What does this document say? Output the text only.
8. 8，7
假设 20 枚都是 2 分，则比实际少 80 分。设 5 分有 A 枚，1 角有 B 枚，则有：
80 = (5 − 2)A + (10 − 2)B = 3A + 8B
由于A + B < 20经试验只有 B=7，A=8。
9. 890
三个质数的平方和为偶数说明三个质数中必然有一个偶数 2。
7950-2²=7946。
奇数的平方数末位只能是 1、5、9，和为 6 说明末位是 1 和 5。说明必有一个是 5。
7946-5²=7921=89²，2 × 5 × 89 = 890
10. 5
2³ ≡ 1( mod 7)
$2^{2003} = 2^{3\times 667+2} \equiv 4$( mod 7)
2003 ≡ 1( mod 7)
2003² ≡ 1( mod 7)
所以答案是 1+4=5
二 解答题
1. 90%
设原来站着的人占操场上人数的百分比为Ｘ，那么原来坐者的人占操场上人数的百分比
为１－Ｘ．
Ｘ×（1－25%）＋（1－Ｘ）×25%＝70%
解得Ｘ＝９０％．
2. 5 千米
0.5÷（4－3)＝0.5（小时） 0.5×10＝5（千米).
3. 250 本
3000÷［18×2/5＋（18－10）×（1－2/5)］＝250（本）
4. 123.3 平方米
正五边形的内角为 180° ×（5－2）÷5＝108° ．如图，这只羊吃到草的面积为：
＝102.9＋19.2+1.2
▬▬▬▬▬▬
# [SET EXERCISE]
Repeat every line of the records above exactly.

# [FULL OUTPUT]
What does this document say? Output the text only.
8. 8，7
假设 20 枚都是 2 分，则比实际少 80 分。设 5 分有 A 枚，1 角有 B 枚，则有：
80 = (5 − 2)A + (10 − 2)B = 3A + 8B
由于A + B < 20经试验只有 B=7，A=8。
9. 890
三个质数的平方和为偶数说明三个质数中必然有一个偶数 2。
7950-2²=7946。
奇数的平方数末位只能是 1、5、9，和为 6 说明末位是 1 和 5。说明必有一个是 5。
7946-5²=7921=89²，2 × 5 × 89 = 890
10. 5
2³ ≡ 1( mod 7)
$2^{2003} = 2^{3\times 667+2} \equiv 4$( mod 7)
2003 ≡ 1( mod 7)
2003² ≡ 1( mod 7)
所以答案是 1+4=5
二 解答题
1. 90%
设原来站着的人占操场上人数的百分比为Ｘ，那么原来坐者的人占操场上人数的百分比
为１－Ｘ．
Ｘ×（1－25%）＋（1－Ｘ）×25%＝70%
解得Ｘ＝９０％．
2. 5 千米
0.5÷（4－3)＝0.5（小时） 0.5×10＝5（千米).
3. 250 本
3000÷［18×2/5＋（18－10）×（1－2/5)］＝250（本）
4. 123.3 平方米
正五边形的内角为 180° ×（5－2）÷5＝108° ．如图，这只羊吃到草的面积为：
＝102.9＋19.2+1.2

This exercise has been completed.